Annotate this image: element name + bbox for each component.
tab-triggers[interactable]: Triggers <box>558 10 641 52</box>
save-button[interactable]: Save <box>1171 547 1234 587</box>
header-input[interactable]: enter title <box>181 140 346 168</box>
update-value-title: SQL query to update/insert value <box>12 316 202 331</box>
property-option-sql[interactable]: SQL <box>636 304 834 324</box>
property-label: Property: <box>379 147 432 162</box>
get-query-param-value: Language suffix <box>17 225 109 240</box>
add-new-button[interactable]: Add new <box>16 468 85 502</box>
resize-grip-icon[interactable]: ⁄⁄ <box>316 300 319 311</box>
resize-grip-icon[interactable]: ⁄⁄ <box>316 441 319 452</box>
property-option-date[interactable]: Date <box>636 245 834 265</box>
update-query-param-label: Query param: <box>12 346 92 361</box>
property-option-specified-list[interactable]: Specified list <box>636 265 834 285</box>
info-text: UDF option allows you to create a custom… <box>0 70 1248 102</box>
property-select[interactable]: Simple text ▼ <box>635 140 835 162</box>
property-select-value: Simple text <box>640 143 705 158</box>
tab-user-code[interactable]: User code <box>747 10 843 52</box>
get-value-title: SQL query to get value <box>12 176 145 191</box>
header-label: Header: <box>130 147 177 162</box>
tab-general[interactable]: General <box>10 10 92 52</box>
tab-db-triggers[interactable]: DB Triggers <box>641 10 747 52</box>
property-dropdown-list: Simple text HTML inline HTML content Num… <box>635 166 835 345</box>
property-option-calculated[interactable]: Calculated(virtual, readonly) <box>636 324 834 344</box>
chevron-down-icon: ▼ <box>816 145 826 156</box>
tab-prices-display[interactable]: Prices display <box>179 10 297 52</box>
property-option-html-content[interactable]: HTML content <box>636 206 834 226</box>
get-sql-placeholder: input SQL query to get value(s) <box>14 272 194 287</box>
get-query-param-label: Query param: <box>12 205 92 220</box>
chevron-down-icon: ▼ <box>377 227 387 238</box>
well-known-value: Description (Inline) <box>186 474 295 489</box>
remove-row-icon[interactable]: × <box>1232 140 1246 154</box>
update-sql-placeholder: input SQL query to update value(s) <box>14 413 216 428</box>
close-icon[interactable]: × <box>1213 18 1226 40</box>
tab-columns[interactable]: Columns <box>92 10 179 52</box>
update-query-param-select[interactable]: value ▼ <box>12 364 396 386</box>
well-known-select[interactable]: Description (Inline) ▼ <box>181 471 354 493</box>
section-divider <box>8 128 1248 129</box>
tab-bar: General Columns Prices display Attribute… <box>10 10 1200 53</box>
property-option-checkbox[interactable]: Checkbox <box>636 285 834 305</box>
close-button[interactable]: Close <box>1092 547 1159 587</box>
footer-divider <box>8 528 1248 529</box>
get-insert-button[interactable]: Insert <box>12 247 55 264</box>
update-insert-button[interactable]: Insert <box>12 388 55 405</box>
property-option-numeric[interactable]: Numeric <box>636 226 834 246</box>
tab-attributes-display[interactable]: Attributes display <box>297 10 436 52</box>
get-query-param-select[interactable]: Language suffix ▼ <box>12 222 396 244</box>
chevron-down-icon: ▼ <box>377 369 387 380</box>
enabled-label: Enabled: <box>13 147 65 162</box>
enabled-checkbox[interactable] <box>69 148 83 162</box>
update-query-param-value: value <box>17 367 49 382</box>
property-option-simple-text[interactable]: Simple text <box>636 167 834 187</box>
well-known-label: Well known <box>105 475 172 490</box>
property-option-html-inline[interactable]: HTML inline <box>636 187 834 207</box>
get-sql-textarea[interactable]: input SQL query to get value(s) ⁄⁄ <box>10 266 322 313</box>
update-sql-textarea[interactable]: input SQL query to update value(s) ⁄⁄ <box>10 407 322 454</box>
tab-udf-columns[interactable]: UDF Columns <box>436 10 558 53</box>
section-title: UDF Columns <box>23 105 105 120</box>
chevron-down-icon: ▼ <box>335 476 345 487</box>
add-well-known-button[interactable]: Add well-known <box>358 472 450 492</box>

JOB: Identify each line of the material above that contains the word "update", matching case exactly, and copy those lines.

COMPLETE OUTPUT:
update-value-title: SQL query to update/insert value <box>12 316 202 331</box>
update-query-param-label: Query param: <box>12 346 92 361</box>
update-sql-placeholder: input SQL query to update value(s) <box>14 413 216 428</box>
update-query-param-select[interactable]: value ▼ <box>12 364 396 386</box>
update-insert-button[interactable]: Insert <box>12 388 55 405</box>
update-query-param-value: value <box>17 367 49 382</box>
update-sql-textarea[interactable]: input SQL query to update value(s) ⁄⁄ <box>10 407 322 454</box>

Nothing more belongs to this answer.